EXERCISE AIM >>
Copy each line that holds "washing".
--- Begin ---
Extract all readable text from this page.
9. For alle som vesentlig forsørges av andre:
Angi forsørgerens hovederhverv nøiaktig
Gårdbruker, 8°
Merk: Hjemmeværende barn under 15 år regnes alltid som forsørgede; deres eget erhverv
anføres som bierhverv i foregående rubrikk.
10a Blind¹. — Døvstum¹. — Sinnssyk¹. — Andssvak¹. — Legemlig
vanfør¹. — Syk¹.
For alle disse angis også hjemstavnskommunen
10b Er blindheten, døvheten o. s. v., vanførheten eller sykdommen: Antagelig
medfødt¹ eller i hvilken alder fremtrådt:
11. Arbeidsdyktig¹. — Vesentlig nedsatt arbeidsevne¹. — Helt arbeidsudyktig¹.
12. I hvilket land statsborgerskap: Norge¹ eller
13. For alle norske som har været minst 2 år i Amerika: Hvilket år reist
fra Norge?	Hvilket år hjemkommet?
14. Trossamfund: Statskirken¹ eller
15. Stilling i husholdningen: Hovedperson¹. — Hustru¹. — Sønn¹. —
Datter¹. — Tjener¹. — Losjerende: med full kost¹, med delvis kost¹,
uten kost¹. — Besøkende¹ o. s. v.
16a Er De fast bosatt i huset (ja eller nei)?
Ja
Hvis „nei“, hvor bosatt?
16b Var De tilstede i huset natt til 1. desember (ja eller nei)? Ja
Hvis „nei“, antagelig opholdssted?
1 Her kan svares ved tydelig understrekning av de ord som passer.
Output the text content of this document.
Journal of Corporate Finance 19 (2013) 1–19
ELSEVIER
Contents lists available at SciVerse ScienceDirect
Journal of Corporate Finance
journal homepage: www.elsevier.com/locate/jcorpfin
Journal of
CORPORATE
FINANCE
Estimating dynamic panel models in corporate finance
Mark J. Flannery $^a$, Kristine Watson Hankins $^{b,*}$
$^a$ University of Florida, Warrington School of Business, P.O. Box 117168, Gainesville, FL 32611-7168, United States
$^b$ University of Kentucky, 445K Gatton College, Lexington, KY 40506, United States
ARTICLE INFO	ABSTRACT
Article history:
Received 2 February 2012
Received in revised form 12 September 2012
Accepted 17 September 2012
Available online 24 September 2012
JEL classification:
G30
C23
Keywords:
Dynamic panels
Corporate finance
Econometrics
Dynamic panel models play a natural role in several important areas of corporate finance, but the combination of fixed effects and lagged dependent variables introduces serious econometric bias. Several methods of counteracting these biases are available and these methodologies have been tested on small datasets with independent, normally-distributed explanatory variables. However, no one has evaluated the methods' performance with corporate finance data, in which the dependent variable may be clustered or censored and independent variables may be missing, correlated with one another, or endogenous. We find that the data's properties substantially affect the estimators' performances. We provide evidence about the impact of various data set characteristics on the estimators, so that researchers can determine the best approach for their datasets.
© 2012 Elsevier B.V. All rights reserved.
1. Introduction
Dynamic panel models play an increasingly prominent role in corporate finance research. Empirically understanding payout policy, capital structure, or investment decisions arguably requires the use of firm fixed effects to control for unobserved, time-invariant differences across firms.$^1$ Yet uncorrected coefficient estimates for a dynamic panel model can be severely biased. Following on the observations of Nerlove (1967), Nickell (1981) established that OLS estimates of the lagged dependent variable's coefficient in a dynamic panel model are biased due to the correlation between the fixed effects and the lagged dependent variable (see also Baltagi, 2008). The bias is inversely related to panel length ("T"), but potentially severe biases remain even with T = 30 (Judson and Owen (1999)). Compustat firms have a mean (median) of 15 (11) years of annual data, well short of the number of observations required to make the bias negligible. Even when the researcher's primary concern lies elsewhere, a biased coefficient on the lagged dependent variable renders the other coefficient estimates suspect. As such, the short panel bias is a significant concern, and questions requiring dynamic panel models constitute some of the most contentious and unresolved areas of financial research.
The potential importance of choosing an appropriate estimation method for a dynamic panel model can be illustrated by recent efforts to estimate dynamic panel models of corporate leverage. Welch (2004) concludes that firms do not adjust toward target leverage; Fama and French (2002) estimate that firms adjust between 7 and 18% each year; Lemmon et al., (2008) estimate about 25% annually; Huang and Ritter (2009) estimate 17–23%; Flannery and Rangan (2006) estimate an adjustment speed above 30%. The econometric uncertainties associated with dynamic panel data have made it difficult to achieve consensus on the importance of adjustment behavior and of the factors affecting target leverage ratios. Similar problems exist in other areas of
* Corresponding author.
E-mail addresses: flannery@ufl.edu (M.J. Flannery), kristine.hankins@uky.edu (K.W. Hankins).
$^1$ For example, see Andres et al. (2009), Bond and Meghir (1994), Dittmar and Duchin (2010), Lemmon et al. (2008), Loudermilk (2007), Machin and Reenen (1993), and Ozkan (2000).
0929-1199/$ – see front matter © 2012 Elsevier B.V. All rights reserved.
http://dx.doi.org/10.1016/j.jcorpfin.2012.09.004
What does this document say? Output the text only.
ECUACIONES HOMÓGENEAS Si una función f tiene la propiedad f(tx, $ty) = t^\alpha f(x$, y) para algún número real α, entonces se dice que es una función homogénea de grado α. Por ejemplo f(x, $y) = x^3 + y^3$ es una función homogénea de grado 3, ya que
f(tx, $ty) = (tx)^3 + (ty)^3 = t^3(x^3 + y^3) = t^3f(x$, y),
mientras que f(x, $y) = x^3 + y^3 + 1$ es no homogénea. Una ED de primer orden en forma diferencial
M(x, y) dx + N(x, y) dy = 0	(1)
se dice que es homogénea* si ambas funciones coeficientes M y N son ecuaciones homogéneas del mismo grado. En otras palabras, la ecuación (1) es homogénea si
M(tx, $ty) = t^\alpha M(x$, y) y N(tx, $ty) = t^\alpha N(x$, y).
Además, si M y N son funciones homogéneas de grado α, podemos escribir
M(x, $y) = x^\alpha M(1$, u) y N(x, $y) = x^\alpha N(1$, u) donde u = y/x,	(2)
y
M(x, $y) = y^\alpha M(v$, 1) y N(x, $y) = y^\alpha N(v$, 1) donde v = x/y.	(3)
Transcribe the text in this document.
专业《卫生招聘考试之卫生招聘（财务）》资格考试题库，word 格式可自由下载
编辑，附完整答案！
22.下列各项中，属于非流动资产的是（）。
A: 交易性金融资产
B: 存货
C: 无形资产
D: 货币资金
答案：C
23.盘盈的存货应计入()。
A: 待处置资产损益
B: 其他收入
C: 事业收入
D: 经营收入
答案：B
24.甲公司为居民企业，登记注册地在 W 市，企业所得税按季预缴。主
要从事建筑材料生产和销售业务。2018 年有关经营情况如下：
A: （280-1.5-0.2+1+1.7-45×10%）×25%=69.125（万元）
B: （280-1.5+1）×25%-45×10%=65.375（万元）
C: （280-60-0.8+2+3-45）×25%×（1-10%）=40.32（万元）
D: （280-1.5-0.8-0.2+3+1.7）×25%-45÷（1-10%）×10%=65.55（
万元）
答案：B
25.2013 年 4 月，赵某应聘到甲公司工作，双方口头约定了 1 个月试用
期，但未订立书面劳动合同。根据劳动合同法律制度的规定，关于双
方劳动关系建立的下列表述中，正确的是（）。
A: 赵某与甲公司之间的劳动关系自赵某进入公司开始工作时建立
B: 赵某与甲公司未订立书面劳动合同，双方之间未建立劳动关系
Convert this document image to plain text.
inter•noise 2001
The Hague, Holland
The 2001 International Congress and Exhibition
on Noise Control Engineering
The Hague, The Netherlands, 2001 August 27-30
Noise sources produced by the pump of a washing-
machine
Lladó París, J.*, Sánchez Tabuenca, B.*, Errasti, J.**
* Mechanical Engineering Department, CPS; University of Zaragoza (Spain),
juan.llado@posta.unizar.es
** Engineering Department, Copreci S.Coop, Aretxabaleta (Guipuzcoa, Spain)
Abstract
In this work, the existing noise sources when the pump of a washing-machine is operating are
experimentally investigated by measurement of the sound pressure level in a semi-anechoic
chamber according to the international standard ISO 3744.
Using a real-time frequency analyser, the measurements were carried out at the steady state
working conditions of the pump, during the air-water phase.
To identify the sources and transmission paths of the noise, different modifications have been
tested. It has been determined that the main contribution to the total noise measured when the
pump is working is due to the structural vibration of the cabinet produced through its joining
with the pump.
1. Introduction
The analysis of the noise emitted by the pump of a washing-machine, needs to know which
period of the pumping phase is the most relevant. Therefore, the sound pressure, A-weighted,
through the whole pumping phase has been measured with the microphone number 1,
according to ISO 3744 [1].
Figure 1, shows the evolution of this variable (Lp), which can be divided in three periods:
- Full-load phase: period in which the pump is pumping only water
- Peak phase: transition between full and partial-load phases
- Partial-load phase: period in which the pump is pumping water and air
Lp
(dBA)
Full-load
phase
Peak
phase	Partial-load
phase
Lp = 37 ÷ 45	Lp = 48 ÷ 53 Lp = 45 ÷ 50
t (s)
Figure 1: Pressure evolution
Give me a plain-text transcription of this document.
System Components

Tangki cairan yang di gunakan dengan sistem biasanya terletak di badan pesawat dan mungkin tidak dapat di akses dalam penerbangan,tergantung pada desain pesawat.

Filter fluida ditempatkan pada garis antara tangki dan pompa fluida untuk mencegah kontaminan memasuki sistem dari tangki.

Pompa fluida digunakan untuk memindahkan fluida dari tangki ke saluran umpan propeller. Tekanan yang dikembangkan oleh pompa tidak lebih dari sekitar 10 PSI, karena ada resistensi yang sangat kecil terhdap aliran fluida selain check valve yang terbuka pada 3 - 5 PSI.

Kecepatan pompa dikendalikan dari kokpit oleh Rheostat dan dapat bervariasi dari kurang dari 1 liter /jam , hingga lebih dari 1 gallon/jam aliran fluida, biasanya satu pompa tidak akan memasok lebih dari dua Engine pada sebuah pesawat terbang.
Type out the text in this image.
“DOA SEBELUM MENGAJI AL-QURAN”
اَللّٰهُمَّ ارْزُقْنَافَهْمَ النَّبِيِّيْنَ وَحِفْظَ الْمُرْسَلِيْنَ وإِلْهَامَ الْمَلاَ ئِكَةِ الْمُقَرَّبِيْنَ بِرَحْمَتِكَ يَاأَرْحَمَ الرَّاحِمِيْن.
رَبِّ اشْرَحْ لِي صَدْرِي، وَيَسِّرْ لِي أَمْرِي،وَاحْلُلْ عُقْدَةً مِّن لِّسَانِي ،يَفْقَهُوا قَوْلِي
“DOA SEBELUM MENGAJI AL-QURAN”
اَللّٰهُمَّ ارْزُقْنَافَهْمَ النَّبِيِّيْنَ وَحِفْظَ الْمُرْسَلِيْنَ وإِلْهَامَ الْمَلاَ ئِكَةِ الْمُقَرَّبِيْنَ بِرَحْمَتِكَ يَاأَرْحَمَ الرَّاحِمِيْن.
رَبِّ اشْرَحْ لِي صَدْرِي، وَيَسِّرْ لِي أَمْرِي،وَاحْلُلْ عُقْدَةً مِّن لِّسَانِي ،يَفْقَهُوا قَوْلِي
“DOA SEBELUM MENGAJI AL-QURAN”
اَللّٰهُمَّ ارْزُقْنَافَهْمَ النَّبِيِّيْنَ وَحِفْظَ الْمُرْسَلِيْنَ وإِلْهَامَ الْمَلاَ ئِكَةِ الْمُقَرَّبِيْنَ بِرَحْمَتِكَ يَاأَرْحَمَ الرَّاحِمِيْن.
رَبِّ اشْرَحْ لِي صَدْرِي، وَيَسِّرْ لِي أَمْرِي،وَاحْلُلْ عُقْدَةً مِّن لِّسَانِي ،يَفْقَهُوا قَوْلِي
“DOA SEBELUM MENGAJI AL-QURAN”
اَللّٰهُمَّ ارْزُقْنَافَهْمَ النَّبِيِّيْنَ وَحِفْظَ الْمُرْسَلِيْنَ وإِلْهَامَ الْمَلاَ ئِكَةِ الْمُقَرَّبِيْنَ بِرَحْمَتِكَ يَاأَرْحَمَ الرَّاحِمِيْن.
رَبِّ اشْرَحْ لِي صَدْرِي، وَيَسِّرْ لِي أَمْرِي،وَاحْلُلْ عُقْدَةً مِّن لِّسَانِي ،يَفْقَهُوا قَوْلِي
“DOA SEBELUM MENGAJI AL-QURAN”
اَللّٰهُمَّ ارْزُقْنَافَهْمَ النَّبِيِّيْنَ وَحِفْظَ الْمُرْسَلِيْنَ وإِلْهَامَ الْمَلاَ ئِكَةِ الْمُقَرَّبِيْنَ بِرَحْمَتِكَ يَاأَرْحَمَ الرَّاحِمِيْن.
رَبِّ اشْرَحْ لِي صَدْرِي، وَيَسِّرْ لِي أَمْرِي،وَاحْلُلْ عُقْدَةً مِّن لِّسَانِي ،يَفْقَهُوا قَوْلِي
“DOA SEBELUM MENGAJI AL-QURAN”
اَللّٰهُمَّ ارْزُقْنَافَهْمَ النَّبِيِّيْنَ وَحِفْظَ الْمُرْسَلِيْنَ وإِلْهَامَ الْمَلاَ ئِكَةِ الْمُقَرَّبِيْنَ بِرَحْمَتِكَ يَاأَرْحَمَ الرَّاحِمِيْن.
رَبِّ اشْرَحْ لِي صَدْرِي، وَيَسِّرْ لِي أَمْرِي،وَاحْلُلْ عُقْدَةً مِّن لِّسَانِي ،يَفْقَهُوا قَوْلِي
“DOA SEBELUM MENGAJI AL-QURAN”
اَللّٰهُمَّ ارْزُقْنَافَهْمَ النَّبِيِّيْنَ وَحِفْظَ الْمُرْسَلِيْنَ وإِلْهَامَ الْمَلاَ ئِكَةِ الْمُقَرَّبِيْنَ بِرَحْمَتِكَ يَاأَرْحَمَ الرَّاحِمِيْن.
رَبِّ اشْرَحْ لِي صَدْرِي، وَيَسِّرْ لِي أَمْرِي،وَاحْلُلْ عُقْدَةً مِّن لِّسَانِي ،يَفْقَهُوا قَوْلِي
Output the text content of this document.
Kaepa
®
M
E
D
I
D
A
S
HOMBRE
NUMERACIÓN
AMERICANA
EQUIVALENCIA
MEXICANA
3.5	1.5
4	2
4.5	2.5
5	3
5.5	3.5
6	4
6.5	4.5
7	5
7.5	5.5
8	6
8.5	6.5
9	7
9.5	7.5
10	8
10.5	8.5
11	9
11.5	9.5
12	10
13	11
--- End ---
OUTPUT FOR THIS EXERCISE >>
Noise sources produced by the pump of a washing-
In this work, the existing noise sources when the pump of a washing-machine is operating are
The analysis of the noise emitted by the pump of a washing-machine, needs to know which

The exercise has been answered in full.